# [Listed entries]
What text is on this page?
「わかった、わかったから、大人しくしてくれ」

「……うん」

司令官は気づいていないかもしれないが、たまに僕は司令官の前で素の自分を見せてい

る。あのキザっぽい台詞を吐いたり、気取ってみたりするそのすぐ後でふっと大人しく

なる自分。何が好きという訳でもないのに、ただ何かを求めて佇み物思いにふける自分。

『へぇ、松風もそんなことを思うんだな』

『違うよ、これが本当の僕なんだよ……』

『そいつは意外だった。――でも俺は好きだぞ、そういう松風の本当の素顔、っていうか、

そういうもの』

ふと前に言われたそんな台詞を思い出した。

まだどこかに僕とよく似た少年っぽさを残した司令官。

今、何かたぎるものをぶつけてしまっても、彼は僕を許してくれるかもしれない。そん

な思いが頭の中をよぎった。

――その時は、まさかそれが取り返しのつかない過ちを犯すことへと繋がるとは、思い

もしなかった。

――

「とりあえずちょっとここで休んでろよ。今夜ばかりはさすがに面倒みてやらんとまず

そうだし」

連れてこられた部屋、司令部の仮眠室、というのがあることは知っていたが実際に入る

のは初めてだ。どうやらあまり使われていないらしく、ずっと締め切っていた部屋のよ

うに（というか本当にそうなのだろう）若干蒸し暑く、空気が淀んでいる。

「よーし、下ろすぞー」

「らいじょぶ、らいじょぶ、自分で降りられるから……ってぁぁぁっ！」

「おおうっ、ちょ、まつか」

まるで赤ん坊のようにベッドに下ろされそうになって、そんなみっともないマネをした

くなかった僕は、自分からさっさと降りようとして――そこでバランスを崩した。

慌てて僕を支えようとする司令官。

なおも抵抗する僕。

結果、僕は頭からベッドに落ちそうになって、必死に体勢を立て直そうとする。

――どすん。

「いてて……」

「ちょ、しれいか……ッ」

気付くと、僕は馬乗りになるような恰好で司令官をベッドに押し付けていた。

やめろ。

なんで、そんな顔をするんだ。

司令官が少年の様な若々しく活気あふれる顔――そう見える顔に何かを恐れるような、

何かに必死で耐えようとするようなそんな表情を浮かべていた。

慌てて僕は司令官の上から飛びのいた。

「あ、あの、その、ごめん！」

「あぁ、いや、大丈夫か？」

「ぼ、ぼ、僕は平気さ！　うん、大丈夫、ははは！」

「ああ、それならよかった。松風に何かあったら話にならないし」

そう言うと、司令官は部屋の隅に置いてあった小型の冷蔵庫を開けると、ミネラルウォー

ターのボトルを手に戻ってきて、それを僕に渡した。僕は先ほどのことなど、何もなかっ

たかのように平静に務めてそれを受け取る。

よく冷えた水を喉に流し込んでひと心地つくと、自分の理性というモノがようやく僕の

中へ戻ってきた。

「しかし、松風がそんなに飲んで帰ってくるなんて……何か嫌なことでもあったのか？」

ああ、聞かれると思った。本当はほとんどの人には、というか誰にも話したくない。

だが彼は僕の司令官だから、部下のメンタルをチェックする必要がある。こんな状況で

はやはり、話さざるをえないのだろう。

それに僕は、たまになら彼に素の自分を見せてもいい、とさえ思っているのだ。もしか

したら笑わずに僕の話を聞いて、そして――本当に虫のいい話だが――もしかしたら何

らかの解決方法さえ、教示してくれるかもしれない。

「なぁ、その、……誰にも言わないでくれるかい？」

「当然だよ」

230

# [Requirement]
Exact copies of all the records are required.

# [Result]
What text is on this page?
「わかった、わかったから、大人しくしてくれ」

「……うん」

司令官は気づいていないかもしれないが、たまに僕は司令官の前で素の自分を見せてい

る。あのキザっぽい台詞を吐いたり、気取ってみたりするそのすぐ後でふっと大人しく

なる自分。何が好きという訳でもないのに、ただ何かを求めて佇み物思いにふける自分。

『へぇ、松風もそんなことを思うんだな』

『違うよ、これが本当の僕なんだよ……』

『そいつは意外だった。――でも俺は好きだぞ、そういう松風の本当の素顔、っていうか、

そういうもの』

ふと前に言われたそんな台詞を思い出した。

まだどこかに僕とよく似た少年っぽさを残した司令官。

今、何かたぎるものをぶつけてしまっても、彼は僕を許してくれるかもしれない。そん

な思いが頭の中をよぎった。

――その時は、まさかそれが取り返しのつかない過ちを犯すことへと繋がるとは、思い

もしなかった。

――

「とりあえずちょっとここで休んでろよ。今夜ばかりはさすがに面倒みてやらんとまず

そうだし」

連れてこられた部屋、司令部の仮眠室、というのがあることは知っていたが実際に入る

のは初めてだ。どうやらあまり使われていないらしく、ずっと締め切っていた部屋のよ

うに（というか本当にそうなのだろう）若干蒸し暑く、空気が淀んでいる。

「よーし、下ろすぞー」

「らいじょぶ、らいじょぶ、自分で降りられるから……ってぁぁぁっ！」

「おおうっ、ちょ、まつか」

まるで赤ん坊のようにベッドに下ろされそうになって、そんなみっともないマネをした

くなかった僕は、自分からさっさと降りようとして――そこでバランスを崩した。

慌てて僕を支えようとする司令官。

なおも抵抗する僕。

結果、僕は頭からベッドに落ちそうになって、必死に体勢を立て直そうとする。

――どすん。

「いてて……」

「ちょ、しれいか……ッ」

気付くと、僕は馬乗りになるような恰好で司令官をベッドに押し付けていた。

やめろ。

なんで、そんな顔をするんだ。

司令官が少年の様な若々しく活気あふれる顔――そう見える顔に何かを恐れるような、

何かに必死で耐えようとするようなそんな表情を浮かべていた。

慌てて僕は司令官の上から飛びのいた。

「あ、あの、その、ごめん！」

「あぁ、いや、大丈夫か？」

「ぼ、ぼ、僕は平気さ！　うん、大丈夫、ははは！」

「ああ、それならよかった。松風に何かあったら話にならないし」

そう言うと、司令官は部屋の隅に置いてあった小型の冷蔵庫を開けると、ミネラルウォー

ターのボトルを手に戻ってきて、それを僕に渡した。僕は先ほどのことなど、何もなかっ

たかのように平静に務めてそれを受け取る。

よく冷えた水を喉に流し込んでひと心地つくと、自分の理性というモノがようやく僕の

中へ戻ってきた。

「しかし、松風がそんなに飲んで帰ってくるなんて……何か嫌なことでもあったのか？」

ああ、聞かれると思った。本当はほとんどの人には、というか誰にも話したくない。

だが彼は僕の司令官だから、部下のメンタルをチェックする必要がある。こんな状況で

はやはり、話さざるをえないのだろう。

それに僕は、たまになら彼に素の自分を見せてもいい、とさえ思っているのだ。もしか

したら笑わずに僕の話を聞いて、そして――本当に虫のいい話だが――もしかしたら何

らかの解決方法さえ、教示してくれるかもしれない。

「なぁ、その、……誰にも言わないでくれるかい？」

「当然だよ」

230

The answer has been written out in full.